# Data excerpts
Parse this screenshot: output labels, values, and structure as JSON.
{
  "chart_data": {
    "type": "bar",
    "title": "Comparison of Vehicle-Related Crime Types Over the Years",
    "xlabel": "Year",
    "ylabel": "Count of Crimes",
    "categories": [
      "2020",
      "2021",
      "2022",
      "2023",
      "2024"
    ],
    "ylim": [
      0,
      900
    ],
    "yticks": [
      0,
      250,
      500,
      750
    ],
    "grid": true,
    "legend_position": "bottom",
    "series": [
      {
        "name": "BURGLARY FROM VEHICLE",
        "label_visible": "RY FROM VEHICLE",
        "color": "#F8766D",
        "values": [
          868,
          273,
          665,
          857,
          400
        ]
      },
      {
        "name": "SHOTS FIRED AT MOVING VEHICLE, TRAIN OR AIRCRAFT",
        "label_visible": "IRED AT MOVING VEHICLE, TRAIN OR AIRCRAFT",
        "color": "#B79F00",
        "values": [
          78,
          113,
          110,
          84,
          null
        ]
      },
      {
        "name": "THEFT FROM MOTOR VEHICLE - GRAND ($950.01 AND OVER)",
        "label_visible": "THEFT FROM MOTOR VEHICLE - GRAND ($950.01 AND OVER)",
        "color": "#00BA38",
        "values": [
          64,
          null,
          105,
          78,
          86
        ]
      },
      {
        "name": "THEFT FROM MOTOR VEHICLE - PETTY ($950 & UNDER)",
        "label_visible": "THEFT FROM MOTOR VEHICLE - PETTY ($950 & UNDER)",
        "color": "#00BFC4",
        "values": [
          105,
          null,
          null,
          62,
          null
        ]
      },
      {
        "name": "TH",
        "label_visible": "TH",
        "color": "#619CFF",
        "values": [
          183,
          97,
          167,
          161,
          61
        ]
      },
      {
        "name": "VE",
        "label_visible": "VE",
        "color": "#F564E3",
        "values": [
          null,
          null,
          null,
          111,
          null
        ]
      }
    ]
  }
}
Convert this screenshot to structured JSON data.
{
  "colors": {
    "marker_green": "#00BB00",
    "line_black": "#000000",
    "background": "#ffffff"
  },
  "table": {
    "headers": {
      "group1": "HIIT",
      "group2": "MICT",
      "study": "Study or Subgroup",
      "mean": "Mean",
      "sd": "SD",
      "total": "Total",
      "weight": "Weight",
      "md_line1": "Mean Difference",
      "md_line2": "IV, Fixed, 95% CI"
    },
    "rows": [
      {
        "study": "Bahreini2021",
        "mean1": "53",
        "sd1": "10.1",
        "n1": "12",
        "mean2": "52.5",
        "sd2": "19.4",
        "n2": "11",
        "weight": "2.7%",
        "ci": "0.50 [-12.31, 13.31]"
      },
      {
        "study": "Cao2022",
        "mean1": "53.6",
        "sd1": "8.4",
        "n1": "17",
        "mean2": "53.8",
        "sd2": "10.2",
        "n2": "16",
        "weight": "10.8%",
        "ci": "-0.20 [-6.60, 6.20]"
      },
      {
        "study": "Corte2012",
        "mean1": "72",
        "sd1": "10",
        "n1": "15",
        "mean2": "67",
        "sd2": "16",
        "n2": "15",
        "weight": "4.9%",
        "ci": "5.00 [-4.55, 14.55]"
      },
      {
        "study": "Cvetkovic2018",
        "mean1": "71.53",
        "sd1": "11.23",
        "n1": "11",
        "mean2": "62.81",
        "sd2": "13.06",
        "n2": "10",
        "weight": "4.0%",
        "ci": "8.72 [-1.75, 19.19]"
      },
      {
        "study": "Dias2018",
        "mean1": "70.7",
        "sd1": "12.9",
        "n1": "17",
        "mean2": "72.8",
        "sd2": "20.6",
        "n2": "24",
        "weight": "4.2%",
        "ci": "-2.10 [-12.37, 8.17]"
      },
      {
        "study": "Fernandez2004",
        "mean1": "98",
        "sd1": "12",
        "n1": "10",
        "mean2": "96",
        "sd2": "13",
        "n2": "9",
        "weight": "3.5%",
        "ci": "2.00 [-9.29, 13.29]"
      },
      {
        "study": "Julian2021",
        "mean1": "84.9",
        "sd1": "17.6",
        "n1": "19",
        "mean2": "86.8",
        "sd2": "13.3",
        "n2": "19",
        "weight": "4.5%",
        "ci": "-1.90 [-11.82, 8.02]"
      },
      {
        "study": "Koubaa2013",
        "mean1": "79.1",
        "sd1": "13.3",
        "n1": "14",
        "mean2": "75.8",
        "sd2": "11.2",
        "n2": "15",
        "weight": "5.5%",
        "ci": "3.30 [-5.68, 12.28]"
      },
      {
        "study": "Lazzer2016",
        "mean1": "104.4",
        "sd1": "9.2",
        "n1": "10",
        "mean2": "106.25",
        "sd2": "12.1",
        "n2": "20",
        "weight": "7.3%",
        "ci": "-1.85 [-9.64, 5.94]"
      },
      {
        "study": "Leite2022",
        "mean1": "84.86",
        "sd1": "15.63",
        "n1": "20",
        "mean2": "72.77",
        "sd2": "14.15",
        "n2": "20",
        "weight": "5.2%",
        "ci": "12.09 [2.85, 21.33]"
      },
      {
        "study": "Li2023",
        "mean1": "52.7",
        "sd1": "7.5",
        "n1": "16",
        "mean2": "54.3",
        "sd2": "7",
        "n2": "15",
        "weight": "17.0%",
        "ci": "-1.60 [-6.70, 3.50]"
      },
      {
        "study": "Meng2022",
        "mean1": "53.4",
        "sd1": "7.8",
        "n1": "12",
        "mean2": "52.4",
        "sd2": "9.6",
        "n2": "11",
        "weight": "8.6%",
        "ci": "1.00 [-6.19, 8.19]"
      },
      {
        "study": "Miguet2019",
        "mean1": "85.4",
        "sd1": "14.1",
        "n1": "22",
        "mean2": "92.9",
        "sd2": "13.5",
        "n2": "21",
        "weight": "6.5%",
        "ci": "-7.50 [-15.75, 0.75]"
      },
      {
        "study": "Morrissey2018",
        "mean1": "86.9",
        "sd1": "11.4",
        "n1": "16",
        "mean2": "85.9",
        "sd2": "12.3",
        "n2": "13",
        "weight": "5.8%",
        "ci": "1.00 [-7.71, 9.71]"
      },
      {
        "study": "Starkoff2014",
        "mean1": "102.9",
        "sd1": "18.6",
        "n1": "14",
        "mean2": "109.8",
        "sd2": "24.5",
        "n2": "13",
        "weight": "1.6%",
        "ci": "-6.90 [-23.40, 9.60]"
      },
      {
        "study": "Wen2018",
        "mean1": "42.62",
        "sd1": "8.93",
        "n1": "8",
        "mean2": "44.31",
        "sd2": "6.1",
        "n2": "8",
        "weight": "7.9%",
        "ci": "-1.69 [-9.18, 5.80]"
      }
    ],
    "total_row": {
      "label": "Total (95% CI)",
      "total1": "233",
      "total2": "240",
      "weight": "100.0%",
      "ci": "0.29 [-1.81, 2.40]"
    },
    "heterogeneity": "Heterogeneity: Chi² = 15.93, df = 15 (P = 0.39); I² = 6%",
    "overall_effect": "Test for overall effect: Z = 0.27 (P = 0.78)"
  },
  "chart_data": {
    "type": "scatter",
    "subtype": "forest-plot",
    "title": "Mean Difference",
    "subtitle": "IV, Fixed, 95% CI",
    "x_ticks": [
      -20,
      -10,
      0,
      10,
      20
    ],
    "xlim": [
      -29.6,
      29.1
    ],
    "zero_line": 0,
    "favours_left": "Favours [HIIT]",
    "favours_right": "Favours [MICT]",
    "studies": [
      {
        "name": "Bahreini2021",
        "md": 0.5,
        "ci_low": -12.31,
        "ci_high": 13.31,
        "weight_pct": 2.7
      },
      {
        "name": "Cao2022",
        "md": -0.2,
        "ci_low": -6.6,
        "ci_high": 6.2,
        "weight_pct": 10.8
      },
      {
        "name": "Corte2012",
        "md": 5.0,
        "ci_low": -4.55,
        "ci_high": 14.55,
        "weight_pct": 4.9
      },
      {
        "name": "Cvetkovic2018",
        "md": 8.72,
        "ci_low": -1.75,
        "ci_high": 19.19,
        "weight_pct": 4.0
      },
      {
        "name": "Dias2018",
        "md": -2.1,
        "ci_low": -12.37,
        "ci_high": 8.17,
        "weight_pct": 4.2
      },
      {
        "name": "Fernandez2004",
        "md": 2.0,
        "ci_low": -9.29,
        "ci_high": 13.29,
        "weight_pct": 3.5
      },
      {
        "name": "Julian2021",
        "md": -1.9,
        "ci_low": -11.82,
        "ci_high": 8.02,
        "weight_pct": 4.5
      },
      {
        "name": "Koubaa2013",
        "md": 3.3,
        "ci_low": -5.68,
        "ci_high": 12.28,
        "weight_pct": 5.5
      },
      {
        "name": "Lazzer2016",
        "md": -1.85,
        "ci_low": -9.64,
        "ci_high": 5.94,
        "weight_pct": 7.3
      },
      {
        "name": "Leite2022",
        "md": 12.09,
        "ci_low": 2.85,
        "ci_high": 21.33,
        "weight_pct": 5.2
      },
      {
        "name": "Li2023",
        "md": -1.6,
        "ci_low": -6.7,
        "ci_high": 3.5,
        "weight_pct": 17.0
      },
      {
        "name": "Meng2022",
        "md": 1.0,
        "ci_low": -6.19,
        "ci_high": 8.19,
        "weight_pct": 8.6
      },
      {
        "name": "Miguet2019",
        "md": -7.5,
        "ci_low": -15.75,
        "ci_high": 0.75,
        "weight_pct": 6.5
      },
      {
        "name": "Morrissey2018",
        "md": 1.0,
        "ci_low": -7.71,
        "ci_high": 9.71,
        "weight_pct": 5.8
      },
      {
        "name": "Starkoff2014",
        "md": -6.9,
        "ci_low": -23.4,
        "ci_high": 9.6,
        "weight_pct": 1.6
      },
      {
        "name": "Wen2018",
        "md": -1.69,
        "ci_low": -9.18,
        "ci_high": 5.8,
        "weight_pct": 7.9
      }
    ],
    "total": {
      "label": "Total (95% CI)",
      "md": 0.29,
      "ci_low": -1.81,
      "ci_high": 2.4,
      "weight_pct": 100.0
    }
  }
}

# Required work
Search the entries for the word "JSON", then gather every line that has it.

# Solution to the exercise
Parse this screenshot: output labels, values, and structure as JSON.
Convert this screenshot to structured JSON data.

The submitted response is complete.